ASSIGNMENT => Print, word for word, the part of the Galway ring road text that opens with the words containing "Starting at Coolagh" and closes with "of Bearna village.".

TEXT =>

+--

The proposed N6 Galway City Ring Road is approximately 18 km long and will connect the existing N6 at Coolagh Junction in Doughiska in the east of the city with the R336 Coast Road west of Bearna. The route consists of both dual and single carriageway sections, as well as several tunnels, viaducts and a bridge over the River Corrib.

Starting at Coolagh Junction, the road will proceed westwards, passing through the Galway Racecourse Tunnel to an interchange with the N83 Tuam Road. From there it will run through Castlegar, meet at a junction with the N84 Headford Road and onto another tunnel, passing beneath the Lackagh Quarry. After that, it will run on a 320m viaduct through Menlo and onto a 620m long bridge across the River Corrib, continuing on through Dangan and Bushypark to Letteragh Junction, with a link road connecting it to Knocknacarra and the N59. After a crossroads with the Ballymoneen Road, it will continue on as a single carriageway with another junction at the Cappagh Road and a roundabout in Bearna East before finally finishing at the R336 Coast Road, approximately 2 km west of Bearna village.

== Controversy ==
Critics argue that the proposed road would be in breach of climate legislation and the funding could be better spent on public transport and active travel. Another concern is that the road will not fix the traffic congestion and may instead induce additional car traffic, thereby increasing carbon emissions.

+--

STUDY MATERIAL =>
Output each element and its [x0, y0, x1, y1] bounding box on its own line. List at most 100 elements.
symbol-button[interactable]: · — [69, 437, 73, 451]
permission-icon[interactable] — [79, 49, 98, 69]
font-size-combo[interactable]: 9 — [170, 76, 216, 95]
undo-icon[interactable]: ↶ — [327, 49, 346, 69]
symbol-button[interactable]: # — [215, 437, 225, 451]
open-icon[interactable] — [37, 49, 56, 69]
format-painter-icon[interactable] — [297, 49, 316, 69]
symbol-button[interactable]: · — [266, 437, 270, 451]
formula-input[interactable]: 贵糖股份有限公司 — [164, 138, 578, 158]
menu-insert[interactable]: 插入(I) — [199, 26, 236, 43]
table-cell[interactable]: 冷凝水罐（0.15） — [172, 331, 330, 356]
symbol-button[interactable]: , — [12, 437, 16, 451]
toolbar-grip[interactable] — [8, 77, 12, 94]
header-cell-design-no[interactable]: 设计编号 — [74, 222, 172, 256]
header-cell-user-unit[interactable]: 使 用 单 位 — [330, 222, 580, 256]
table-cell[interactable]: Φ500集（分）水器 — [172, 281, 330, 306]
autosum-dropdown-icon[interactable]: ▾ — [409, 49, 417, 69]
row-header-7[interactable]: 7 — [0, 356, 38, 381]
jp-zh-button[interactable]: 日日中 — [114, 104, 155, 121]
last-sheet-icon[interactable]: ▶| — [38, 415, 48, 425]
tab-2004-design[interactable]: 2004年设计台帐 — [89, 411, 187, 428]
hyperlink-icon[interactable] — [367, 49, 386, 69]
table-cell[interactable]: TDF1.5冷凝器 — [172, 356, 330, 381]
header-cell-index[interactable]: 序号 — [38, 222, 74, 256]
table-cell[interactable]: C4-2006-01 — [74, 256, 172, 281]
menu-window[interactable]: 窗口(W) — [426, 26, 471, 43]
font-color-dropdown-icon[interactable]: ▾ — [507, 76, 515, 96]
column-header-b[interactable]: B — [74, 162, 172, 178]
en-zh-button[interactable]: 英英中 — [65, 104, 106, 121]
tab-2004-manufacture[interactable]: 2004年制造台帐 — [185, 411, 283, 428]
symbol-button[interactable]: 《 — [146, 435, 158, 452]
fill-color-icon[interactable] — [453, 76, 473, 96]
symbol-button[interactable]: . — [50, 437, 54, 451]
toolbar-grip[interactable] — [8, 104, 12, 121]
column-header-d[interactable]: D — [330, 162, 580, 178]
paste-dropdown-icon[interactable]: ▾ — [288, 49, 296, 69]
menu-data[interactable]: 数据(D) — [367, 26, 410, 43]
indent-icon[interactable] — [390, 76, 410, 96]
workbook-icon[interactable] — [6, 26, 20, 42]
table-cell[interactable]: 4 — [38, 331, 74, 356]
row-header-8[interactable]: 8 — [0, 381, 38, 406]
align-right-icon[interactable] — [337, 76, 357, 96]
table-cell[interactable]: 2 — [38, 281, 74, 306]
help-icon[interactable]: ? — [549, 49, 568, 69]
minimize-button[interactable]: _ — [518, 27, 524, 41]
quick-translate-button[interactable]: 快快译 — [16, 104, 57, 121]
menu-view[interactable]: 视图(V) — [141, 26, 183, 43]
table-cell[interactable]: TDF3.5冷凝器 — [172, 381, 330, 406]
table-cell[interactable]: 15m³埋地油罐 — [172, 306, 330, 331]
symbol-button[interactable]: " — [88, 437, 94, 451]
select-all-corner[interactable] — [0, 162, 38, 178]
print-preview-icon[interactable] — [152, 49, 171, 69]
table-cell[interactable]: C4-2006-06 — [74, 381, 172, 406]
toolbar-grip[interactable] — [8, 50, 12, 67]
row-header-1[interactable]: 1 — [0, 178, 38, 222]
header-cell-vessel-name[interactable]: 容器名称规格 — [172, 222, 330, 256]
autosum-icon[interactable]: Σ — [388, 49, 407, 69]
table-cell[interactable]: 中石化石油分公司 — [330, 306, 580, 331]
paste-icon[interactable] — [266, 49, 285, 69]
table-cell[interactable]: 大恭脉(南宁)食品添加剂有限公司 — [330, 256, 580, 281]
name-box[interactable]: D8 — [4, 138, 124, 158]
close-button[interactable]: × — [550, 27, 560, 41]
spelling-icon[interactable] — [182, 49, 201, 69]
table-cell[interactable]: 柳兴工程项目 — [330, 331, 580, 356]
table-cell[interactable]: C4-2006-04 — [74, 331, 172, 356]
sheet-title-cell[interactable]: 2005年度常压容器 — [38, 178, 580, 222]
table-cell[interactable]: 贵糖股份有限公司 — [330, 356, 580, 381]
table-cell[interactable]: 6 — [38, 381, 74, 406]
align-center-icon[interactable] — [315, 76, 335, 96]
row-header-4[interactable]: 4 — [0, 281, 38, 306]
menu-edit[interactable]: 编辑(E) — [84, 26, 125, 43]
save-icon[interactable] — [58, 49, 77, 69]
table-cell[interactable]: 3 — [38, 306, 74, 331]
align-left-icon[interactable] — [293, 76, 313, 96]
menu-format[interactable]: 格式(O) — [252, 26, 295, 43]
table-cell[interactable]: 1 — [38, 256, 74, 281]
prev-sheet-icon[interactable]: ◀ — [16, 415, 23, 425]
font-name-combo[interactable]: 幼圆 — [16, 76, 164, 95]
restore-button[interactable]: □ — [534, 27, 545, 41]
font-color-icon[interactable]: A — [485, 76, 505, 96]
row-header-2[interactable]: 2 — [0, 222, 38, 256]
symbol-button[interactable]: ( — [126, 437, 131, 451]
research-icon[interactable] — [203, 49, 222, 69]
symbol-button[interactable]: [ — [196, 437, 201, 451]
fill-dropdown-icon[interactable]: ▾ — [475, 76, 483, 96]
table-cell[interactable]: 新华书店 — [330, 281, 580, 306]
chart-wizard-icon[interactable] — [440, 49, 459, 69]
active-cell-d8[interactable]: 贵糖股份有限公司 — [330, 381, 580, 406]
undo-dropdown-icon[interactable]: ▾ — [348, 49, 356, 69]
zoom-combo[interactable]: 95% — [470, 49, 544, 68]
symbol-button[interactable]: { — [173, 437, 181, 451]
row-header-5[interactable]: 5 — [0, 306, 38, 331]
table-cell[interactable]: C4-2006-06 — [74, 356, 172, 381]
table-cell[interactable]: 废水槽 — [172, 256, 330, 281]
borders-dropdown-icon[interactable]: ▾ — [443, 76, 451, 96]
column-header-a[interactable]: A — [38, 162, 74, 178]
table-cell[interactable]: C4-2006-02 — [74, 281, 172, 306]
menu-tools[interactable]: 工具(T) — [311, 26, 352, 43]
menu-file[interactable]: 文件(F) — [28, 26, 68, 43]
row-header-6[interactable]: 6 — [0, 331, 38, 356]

+--

YOUR RESPONSE =>
Starting at Coolagh Junction, the road will proceed westwards, passing through the Galway Racecourse Tunnel to an interchange with the N83 Tuam Road. From there it will run through Castlegar, meet at a junction with the N84 Headford Road and onto another tunnel, passing beneath the Lackagh Quarry. After that, it will run on a 320m viaduct through Menlo and onto a 620m long bridge across the River Corrib, continuing on through Dangan and Bushypark to Letteragh Junction, with a link road connecting it to Knocknacarra and the N59. After a crossroads with the Ballymoneen Road, it will continue on as a single carriageway with another junction at the Cappagh Road and a roundabout in Bearna East before finally finishing at the R336 Coast Road, approximately 2 km west of Bearna village.